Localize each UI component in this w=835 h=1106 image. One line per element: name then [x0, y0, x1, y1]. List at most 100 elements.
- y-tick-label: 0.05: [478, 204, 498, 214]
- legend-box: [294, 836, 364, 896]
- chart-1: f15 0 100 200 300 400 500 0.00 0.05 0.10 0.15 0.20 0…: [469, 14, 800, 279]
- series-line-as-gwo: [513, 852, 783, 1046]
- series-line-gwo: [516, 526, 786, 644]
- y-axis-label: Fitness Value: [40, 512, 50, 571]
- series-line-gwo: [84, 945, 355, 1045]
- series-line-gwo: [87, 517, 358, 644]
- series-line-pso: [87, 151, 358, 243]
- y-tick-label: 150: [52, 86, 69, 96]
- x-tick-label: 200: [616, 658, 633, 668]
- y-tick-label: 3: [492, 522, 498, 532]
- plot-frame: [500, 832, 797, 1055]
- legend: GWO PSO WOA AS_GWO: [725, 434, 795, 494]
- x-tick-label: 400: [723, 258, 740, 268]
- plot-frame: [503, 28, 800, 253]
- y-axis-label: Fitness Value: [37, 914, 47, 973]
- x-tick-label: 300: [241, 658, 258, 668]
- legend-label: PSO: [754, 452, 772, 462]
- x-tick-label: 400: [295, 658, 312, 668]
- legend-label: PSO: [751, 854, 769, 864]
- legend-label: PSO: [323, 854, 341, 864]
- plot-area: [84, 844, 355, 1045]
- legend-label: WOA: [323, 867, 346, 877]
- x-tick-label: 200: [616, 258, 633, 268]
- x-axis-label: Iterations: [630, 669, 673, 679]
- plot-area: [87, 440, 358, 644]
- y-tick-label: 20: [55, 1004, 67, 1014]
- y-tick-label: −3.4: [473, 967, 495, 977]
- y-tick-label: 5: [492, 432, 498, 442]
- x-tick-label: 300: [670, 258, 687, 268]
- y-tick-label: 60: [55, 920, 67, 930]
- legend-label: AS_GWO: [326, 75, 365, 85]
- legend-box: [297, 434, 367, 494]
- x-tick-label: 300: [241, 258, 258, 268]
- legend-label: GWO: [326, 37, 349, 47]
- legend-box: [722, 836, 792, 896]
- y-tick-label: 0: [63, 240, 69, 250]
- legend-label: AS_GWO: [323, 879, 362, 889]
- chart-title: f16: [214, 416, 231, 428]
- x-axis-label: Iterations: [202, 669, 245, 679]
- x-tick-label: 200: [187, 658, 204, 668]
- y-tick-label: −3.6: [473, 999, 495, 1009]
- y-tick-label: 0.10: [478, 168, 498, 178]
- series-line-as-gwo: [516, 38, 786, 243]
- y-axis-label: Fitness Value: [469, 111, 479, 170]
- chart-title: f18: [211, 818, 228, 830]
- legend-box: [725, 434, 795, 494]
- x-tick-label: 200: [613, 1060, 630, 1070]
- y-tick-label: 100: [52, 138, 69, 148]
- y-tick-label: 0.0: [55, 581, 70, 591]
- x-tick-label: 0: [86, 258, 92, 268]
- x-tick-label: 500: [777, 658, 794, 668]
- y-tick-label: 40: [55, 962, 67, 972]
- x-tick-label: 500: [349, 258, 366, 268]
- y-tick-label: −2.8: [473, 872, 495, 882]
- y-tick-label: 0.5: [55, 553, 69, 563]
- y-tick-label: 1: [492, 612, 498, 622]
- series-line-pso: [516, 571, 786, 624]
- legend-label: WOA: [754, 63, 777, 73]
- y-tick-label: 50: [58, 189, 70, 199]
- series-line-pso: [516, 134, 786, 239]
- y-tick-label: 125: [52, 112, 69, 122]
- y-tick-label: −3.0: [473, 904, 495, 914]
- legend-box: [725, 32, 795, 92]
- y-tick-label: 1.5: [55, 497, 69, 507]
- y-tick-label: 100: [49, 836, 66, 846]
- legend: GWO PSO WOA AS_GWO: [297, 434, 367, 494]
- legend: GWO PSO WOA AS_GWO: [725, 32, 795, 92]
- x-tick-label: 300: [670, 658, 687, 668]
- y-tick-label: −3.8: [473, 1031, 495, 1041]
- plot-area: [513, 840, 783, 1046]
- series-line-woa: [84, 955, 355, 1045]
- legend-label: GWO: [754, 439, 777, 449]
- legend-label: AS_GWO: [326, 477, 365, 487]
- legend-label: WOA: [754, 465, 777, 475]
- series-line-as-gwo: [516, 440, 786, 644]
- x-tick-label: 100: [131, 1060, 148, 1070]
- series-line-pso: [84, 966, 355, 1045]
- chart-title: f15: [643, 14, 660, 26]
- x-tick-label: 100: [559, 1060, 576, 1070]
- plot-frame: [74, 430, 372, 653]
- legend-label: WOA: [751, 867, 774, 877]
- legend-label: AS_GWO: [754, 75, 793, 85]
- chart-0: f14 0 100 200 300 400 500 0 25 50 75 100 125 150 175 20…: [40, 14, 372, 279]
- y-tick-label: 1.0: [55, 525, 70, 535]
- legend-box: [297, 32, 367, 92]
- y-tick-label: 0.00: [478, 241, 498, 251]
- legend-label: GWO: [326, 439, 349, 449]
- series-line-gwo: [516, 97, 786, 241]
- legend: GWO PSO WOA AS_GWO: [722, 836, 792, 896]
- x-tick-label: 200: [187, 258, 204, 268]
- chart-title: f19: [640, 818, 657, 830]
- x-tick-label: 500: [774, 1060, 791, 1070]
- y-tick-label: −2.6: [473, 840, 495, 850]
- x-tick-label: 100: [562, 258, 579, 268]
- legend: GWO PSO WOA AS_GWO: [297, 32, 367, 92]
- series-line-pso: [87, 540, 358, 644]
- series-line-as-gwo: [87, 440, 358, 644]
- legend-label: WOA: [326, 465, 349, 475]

☆ ☆ ☆ ☆

Count the rows that contain the string "chart", treating case as significant, and give only that number.

## Exercise output
6